The task | Every line of the material below should be repeated exactly.

----

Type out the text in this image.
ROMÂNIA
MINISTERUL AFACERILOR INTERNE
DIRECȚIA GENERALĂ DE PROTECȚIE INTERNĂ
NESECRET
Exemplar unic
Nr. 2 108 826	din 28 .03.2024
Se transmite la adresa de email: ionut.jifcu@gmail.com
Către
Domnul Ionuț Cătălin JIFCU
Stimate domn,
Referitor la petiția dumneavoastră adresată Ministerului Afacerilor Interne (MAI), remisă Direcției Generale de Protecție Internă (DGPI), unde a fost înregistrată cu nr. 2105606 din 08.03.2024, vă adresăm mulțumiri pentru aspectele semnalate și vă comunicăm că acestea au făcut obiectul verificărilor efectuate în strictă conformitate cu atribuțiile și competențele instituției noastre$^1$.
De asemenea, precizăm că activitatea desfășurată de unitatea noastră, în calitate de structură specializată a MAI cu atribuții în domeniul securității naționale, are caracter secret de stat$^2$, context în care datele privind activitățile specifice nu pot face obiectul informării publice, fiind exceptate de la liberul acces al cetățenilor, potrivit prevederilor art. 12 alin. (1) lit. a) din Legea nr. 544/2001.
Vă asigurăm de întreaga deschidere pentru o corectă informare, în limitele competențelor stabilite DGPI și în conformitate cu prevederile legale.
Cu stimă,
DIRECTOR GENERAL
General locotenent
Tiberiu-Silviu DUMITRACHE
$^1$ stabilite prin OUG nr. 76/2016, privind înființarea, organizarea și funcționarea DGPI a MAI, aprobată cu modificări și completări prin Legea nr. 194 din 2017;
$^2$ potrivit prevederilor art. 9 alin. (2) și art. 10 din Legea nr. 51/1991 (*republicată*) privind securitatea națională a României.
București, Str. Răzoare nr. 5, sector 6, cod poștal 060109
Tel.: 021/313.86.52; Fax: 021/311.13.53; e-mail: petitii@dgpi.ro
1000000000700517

----

Full output |
Type out the text in this image.
ROMÂNIA
MINISTERUL AFACERILOR INTERNE
DIRECȚIA GENERALĂ DE PROTECȚIE INTERNĂ
NESECRET
Exemplar unic
Nr. 2 108 826	din 28 .03.2024
Se transmite la adresa de email: ionut.jifcu@gmail.com
Către
Domnul Ionuț Cătălin JIFCU
Stimate domn,
Referitor la petiția dumneavoastră adresată Ministerului Afacerilor Interne (MAI), remisă Direcției Generale de Protecție Internă (DGPI), unde a fost înregistrată cu nr. 2105606 din 08.03.2024, vă adresăm mulțumiri pentru aspectele semnalate și vă comunicăm că acestea au făcut obiectul verificărilor efectuate în strictă conformitate cu atribuțiile și competențele instituției noastre$^1$.
De asemenea, precizăm că activitatea desfășurată de unitatea noastră, în calitate de structură specializată a MAI cu atribuții în domeniul securității naționale, are caracter secret de stat$^2$, context în care datele privind activitățile specifice nu pot face obiectul informării publice, fiind exceptate de la liberul acces al cetățenilor, potrivit prevederilor art. 12 alin. (1) lit. a) din Legea nr. 544/2001.
Vă asigurăm de întreaga deschidere pentru o corectă informare, în limitele competențelor stabilite DGPI și în conformitate cu prevederile legale.
Cu stimă,
DIRECTOR GENERAL
General locotenent
Tiberiu-Silviu DUMITRACHE
$^1$ stabilite prin OUG nr. 76/2016, privind înființarea, organizarea și funcționarea DGPI a MAI, aprobată cu modificări și completări prin Legea nr. 194 din 2017;
$^2$ potrivit prevederilor art. 9 alin. (2) și art. 10 din Legea nr. 51/1991 (*republicată*) privind securitatea națională a României.
București, Str. Răzoare nr. 5, sector 6, cod poștal 060109
Tel.: 021/313.86.52; Fax: 021/311.13.53; e-mail: petitii@dgpi.ro
1000000000700517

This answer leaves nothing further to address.